**THE EXERCISE:** Return a copy of every line in the records that includes the word "memberships".

**INPUT:**
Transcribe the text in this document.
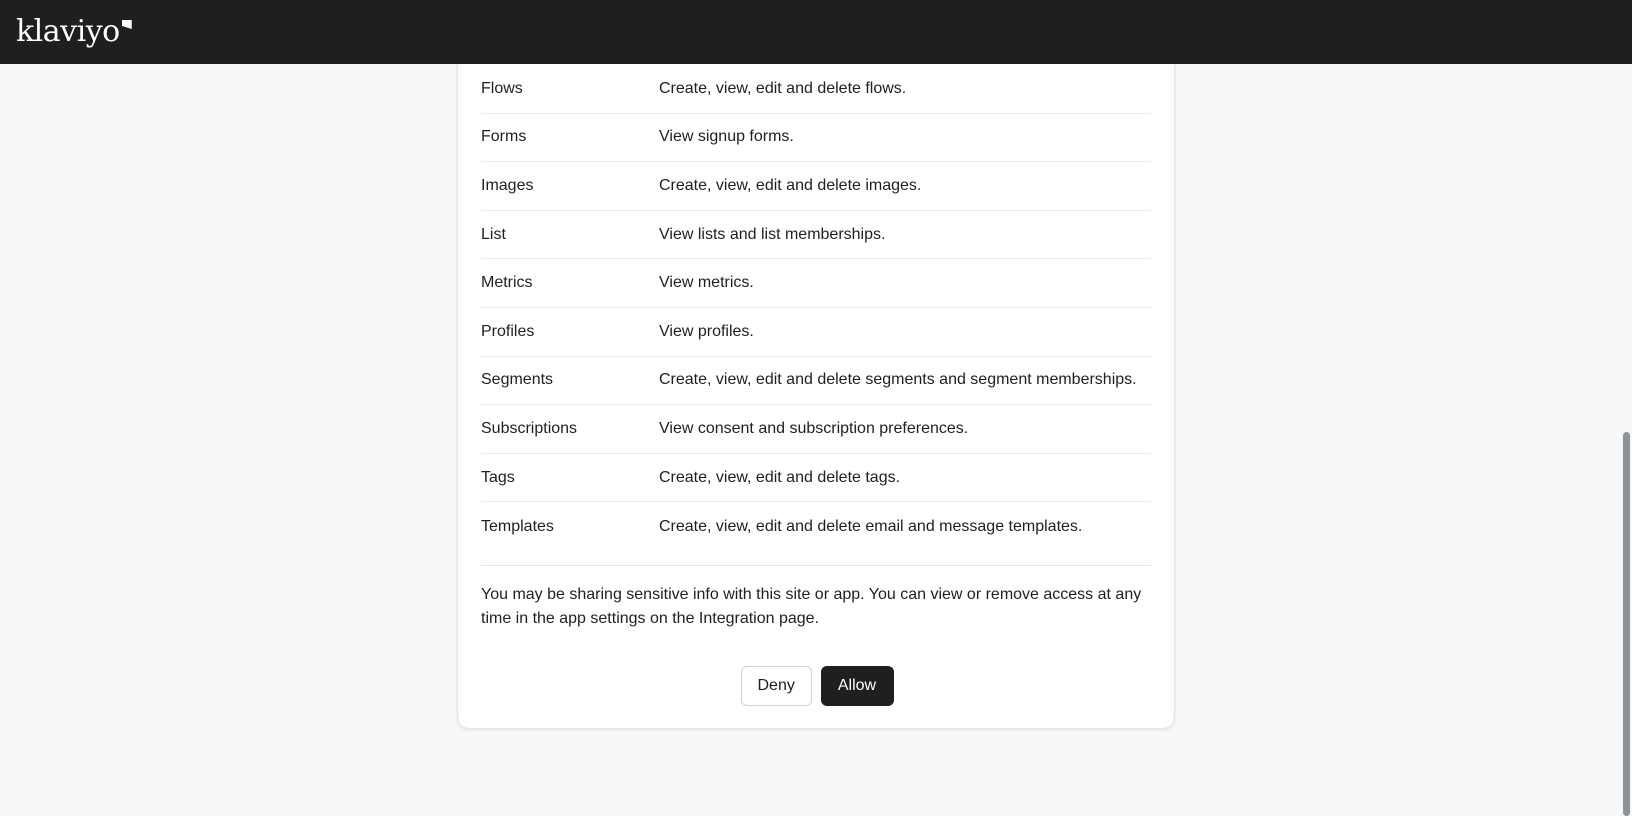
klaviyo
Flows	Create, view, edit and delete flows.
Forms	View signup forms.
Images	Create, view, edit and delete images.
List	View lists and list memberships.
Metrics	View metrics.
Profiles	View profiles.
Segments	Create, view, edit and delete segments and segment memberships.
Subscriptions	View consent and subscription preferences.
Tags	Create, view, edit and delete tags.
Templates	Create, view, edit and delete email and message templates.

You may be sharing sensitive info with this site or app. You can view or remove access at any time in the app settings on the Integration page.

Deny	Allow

**IN RESPONSE:**
List	View lists and list memberships.
Segments	Create, view, edit and delete segments and segment memberships.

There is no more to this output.